_Excerpt_:

[start]

- Part 4 - The Strength of Sin Is the Law
So when this corruptible has put on incorruption, and this mortal has put on immortality, then shall be brought to pass the saying that is written: "Death is swallowed up in victory."In the past I've taken this "victory" to mean "victory over sinful behavior" or "living a victorious Christian life." But that's not what Paul is talking about. The victory that is through our Lord Jesus Christ is the victory that he won over Death and Hades. Death has a sting. Death's sting is sin. The strength of sin is the law. Imagine "Death" to be a wasp with a stinger. Apart from the law, the wasp's sting (sin) has no strength. It can't kill you. But then the law enters and suddenly the wasp's sting (sin) receives strength, and by it, kills you. (Rom 7:11 - For sin, taking occasion by the commandment, deceived me, and by it killed me). The wasp (Death) is victorious (it kills you), all because its sting (sin) received strength by the law. The law's strength is not that it gives you power to sin, but rather that it gives sin the power to kill you. And that would be the end of the story... it would remain to be the present reality. However, "thanks be to God, who gives us the victory through our Lord Jesus Christ!" The "victory" isn't a victory over sinful behavior. It's a victory that Jesus wins over Death, because with the law (the strength of sin) taken out of the way, sin no longer has strength. BTW, please note once again Paul's writing style: He is speaking in the present tense ("the sting of death is sin, and sin is the strength of the law... thanks be to God who gives us the victory"), but he is talking, of course, about things that are already past, already completed! The law does not continue to be the strength of sin. It has been taken away. God does not continue to give victory after victory. The victory was won, once and for all!

[end]

_Data entries_:
[start]

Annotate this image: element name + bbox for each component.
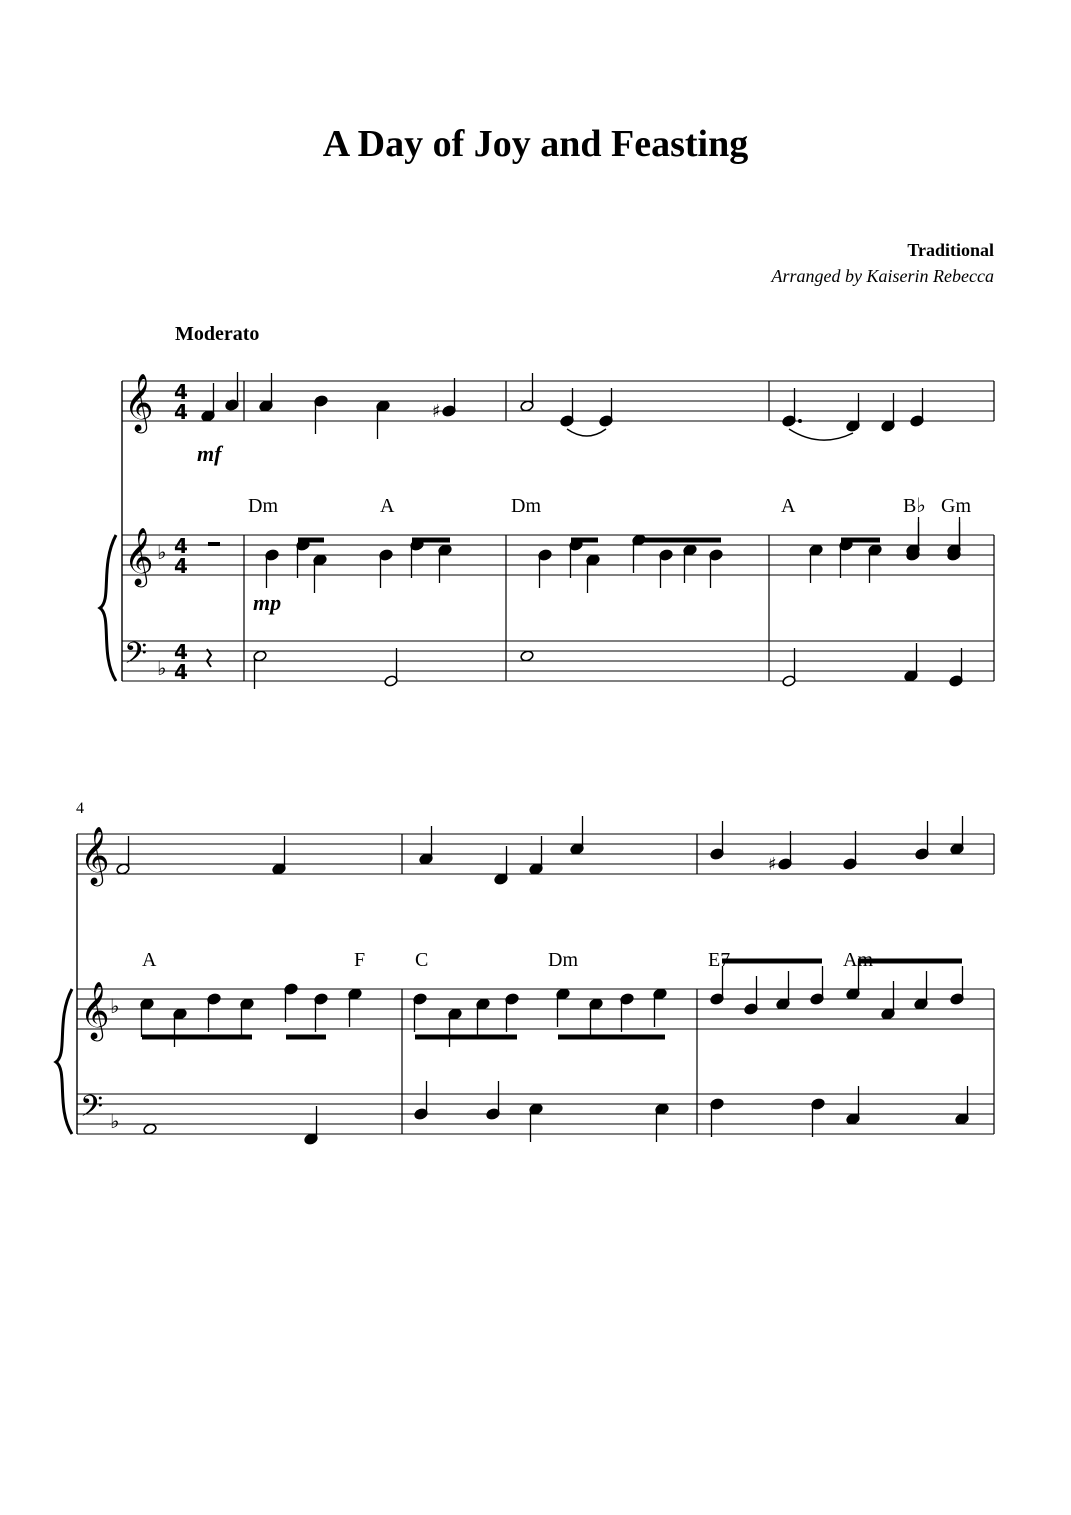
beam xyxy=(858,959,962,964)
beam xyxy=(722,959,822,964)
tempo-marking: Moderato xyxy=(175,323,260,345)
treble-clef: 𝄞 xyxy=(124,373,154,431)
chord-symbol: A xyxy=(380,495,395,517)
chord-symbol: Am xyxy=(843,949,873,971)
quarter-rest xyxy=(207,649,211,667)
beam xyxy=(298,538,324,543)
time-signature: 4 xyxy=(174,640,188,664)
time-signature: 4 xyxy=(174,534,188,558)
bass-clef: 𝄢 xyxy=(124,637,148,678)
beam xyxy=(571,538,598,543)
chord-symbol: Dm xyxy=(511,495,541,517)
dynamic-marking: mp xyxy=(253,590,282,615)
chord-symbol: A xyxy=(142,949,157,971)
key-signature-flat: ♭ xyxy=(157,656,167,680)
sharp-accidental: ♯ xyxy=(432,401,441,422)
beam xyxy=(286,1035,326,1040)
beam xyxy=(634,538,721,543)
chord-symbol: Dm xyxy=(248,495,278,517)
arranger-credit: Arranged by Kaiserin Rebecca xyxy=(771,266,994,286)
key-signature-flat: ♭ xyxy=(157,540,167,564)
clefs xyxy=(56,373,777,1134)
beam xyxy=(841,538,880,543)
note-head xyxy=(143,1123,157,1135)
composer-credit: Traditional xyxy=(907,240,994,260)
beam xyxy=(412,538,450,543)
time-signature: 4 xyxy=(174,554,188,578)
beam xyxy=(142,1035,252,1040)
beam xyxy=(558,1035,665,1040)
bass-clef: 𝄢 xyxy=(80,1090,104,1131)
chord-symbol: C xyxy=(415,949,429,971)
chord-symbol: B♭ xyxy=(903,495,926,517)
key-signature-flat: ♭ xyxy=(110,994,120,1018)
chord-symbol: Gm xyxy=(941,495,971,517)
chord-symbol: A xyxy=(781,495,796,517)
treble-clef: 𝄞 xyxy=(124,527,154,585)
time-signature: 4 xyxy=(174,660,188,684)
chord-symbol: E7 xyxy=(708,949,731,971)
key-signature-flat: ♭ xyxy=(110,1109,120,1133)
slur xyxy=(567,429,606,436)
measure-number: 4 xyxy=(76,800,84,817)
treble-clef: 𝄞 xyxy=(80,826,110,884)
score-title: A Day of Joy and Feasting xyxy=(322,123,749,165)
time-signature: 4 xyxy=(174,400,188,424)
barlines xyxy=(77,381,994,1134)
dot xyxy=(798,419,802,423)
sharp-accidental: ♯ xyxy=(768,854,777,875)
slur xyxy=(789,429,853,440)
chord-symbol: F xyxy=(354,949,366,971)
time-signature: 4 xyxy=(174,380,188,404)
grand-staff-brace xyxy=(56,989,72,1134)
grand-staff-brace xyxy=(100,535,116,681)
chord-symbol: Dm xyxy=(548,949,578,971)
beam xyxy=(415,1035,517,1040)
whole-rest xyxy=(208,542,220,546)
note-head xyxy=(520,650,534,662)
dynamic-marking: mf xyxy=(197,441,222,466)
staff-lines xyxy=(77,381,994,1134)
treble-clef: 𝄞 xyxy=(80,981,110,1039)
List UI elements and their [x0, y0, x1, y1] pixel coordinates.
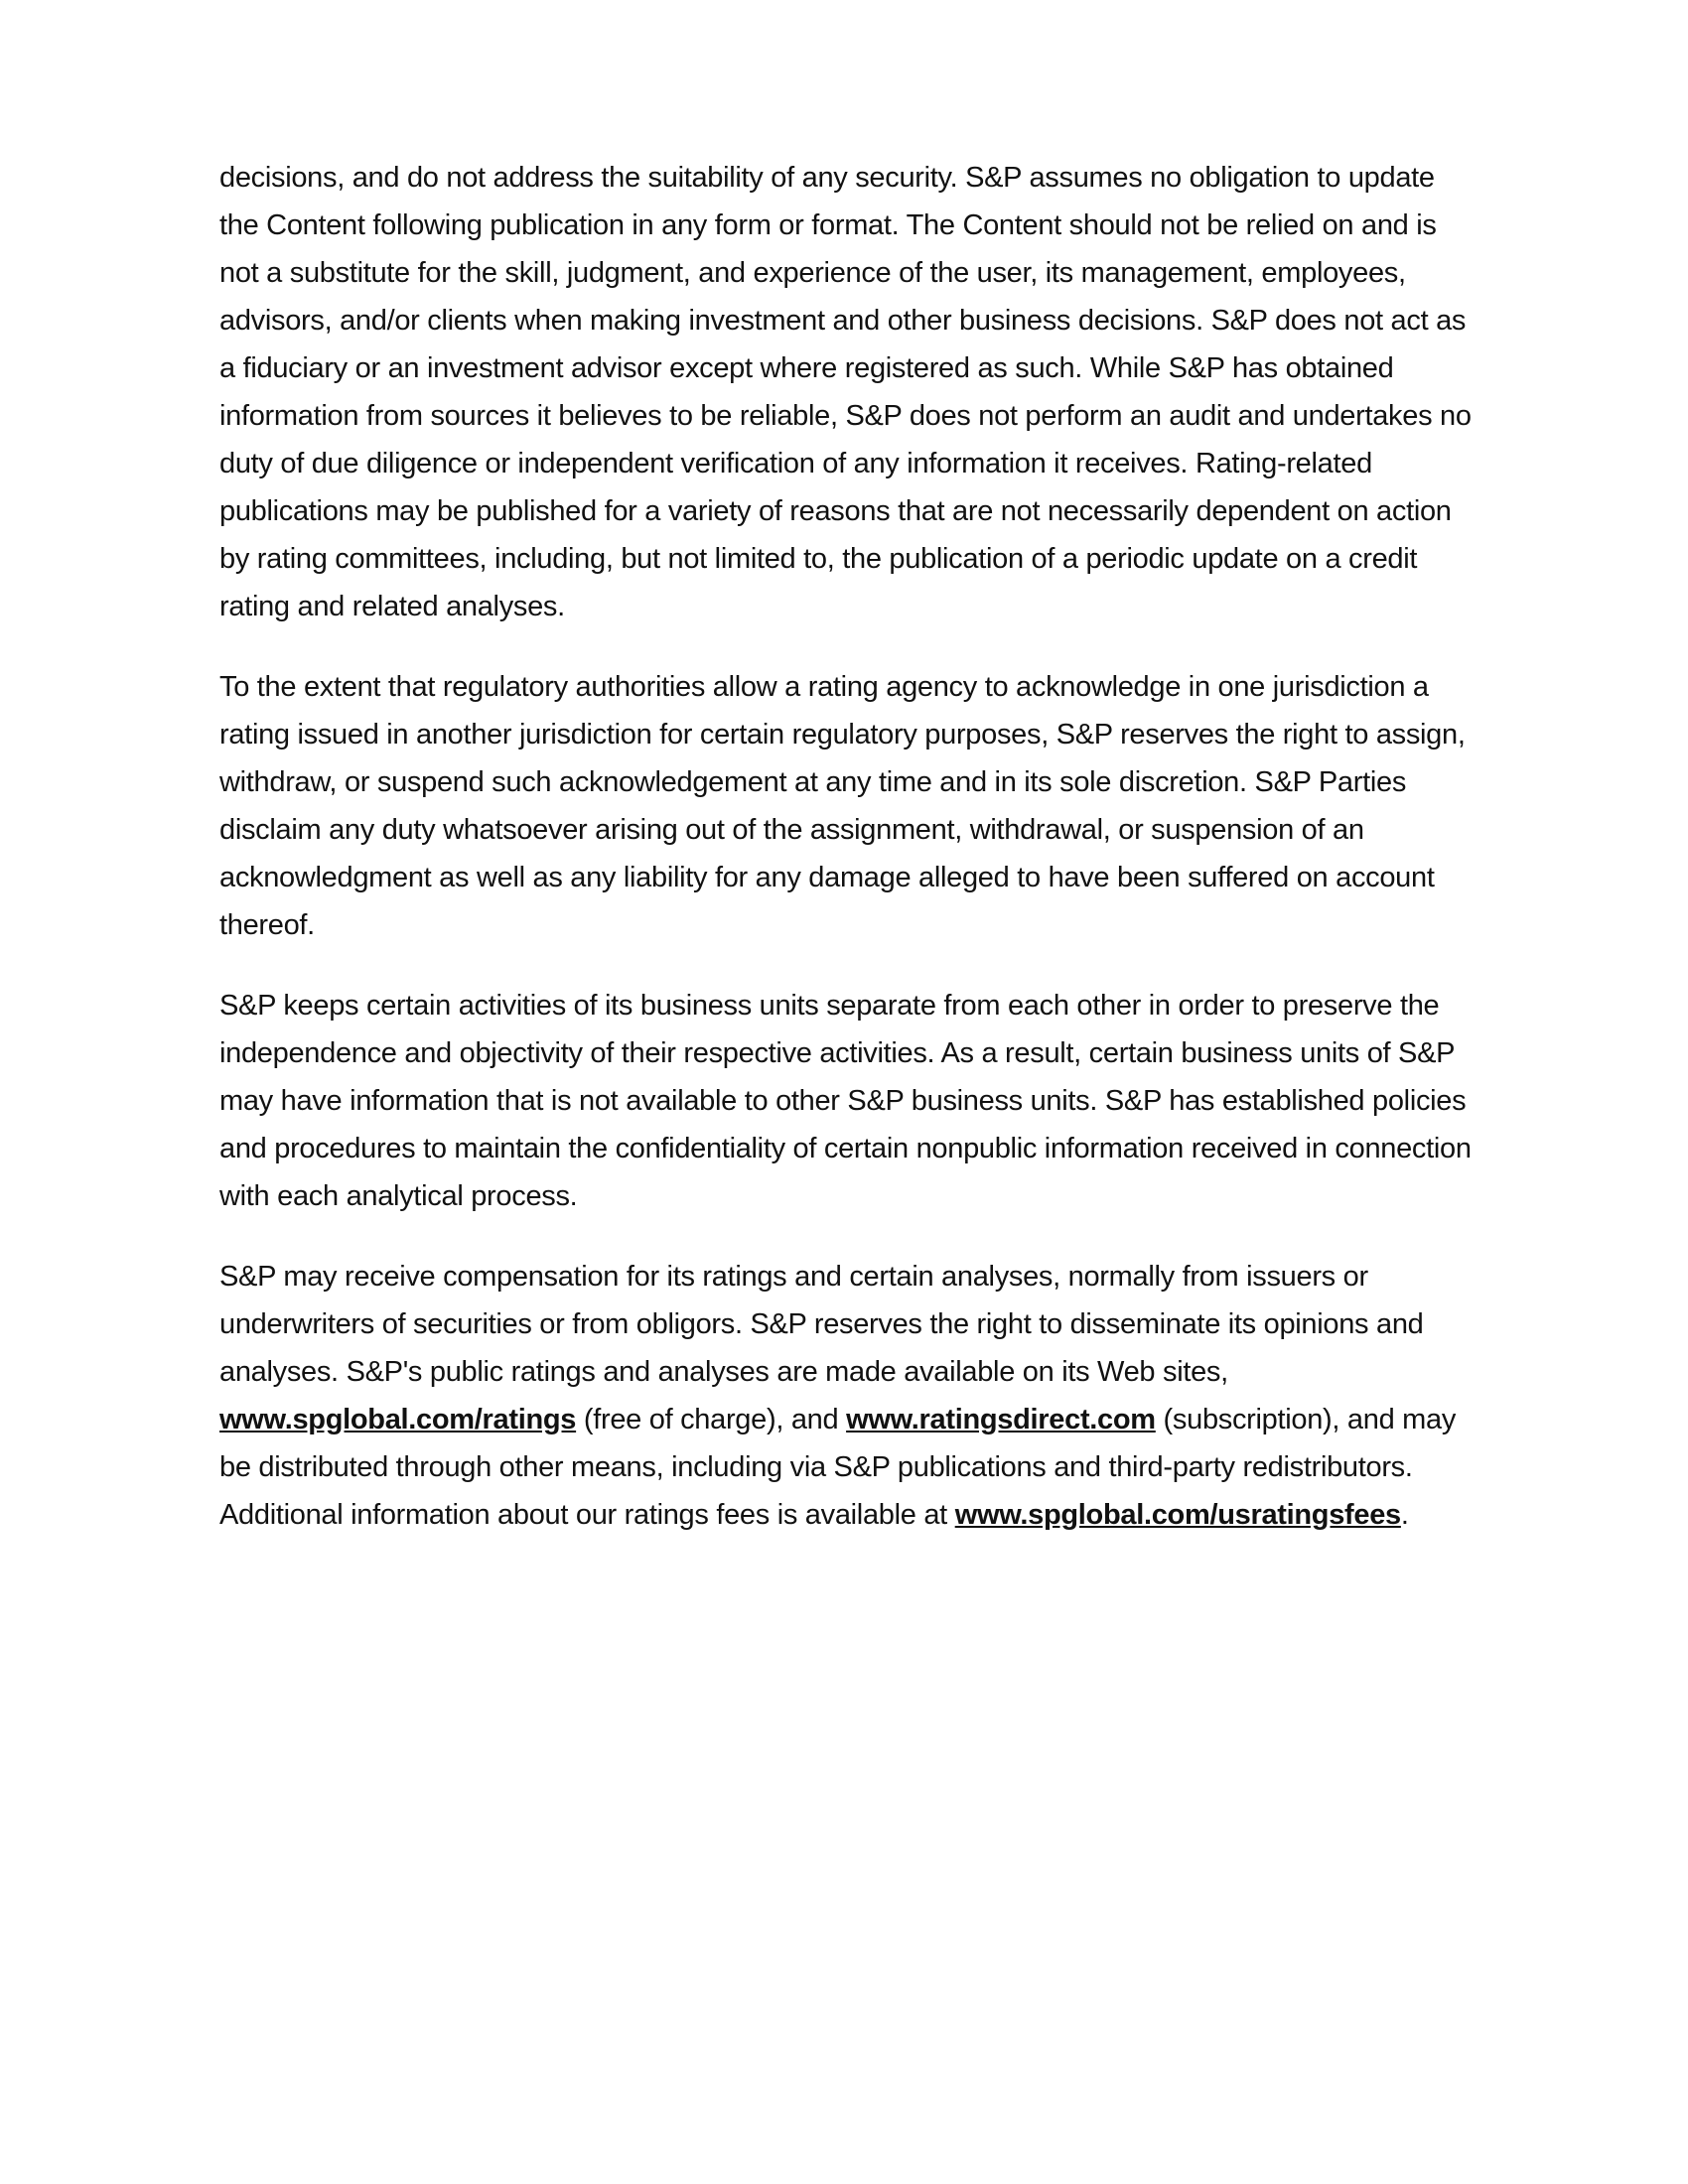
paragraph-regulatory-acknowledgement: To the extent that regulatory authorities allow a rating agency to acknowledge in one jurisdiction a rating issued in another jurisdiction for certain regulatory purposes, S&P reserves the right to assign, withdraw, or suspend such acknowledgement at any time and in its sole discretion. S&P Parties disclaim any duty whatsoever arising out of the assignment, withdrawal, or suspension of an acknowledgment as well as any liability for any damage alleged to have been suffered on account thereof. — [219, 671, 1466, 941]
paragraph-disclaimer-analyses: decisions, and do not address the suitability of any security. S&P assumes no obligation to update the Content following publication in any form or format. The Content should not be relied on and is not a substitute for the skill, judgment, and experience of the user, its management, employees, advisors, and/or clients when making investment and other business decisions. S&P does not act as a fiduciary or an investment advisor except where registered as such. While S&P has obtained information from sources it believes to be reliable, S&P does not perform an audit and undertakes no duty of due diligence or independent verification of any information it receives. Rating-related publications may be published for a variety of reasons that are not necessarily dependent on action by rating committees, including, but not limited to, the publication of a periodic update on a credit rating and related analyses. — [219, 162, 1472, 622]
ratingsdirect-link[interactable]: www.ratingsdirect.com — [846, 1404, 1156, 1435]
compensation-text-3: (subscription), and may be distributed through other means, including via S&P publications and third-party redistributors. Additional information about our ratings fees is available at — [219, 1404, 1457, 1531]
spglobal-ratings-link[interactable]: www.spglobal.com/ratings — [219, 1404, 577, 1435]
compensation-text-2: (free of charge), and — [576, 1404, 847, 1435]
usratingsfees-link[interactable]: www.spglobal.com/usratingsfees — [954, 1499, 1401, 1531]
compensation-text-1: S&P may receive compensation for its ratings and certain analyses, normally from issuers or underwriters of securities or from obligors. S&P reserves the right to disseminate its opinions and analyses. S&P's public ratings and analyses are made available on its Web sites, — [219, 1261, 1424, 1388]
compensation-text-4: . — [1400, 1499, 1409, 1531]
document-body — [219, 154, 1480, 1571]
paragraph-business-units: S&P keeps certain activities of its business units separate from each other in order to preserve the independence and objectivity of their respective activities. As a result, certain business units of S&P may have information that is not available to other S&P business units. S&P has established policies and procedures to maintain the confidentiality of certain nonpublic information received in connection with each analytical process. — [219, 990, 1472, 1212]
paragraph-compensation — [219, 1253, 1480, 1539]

[end]

_Your tasks_:
a) In the passage about the strength of sin, what animal does the writer ask readers to picture Death as?
b) Carry on the passage about the strength of sin and the law from its last sentence.

_Outputs_:
a) A wasp with a stinger.

b)
"O Death, where is your sting?
O Hades, where is your victory?"
The sting of death is sin, and the strength of sin is the law. But thanks be to God, who gives us the victory through our Lord Jesus Christ.(1 Cor 15:54-57)
All of this said (everything in this series), there is, however, a place where the law is kept alive. It’s in the minds of people. In reality, the law was wiped out, nailed to the cross, annulled, abolished… and yet there are people who keep it alive in their understanding of how they relate to God and how they are to live their lives. They have either not understood or not believed that they are not under the law and that the law is, in fact, dead. The Old Covenant has been made obsolete (Heb 8:13), and yet certain people have continued to try to live by it, in various forms. These people are “under the law” of their own volition, not because God has confined them there. Paul himself knows that the law has been nailed to the cross and its ministry has ended, and that no one can truly be “under the law,” but at times he speaks of them as such and in one case he says that he meets them right where they’re at in order to “win them.” In one case Paul says, "For as many as have sinned without law will also perish without law, and as many as have sinned in the law will be judged by the law." Out of context it would seem that he's speaking of a coming judgment for those who are under the law, but in the bigger picture I see that this verse is part of a larger case that he is building (in Romans 1 - 3) for those who "rest on the law" (Rom 2:17), showing them that it can't be about law!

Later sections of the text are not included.